(PROMPT) Go through the listing and return every line with "label" in it.

(RECORD LIST)
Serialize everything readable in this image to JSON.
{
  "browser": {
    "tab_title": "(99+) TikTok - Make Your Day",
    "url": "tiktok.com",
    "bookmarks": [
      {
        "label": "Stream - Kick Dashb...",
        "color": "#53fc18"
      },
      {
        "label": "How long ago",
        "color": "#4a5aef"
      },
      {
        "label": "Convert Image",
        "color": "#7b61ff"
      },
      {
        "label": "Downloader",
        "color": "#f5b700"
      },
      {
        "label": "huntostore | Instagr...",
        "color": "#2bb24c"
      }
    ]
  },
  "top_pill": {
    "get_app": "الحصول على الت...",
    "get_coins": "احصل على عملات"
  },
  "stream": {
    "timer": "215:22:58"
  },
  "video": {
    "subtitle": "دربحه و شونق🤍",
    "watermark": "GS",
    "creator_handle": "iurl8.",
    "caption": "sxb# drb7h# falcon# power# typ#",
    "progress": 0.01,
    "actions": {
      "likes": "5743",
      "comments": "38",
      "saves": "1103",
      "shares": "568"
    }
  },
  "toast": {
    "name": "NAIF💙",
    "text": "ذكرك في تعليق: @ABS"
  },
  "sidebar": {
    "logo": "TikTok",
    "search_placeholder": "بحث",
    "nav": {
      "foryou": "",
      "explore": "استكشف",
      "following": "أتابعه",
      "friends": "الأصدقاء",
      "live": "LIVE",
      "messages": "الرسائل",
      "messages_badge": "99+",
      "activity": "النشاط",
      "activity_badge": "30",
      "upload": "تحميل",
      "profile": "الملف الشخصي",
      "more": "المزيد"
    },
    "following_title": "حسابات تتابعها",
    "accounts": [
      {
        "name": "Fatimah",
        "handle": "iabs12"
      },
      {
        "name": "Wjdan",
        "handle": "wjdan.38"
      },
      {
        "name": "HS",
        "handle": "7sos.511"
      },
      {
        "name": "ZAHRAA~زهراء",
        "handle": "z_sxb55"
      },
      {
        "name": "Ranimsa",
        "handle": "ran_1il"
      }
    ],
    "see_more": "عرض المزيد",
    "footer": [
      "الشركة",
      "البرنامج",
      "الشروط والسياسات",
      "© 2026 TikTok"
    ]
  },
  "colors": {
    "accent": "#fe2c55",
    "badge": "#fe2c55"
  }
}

(PROBLEM SOLUTION)
        "label": "Stream - Kick Dashb...",
        "label": "How long ago",
        "label": "Convert Image",
        "label": "Downloader",
        "label": "huntostore | Instagr...",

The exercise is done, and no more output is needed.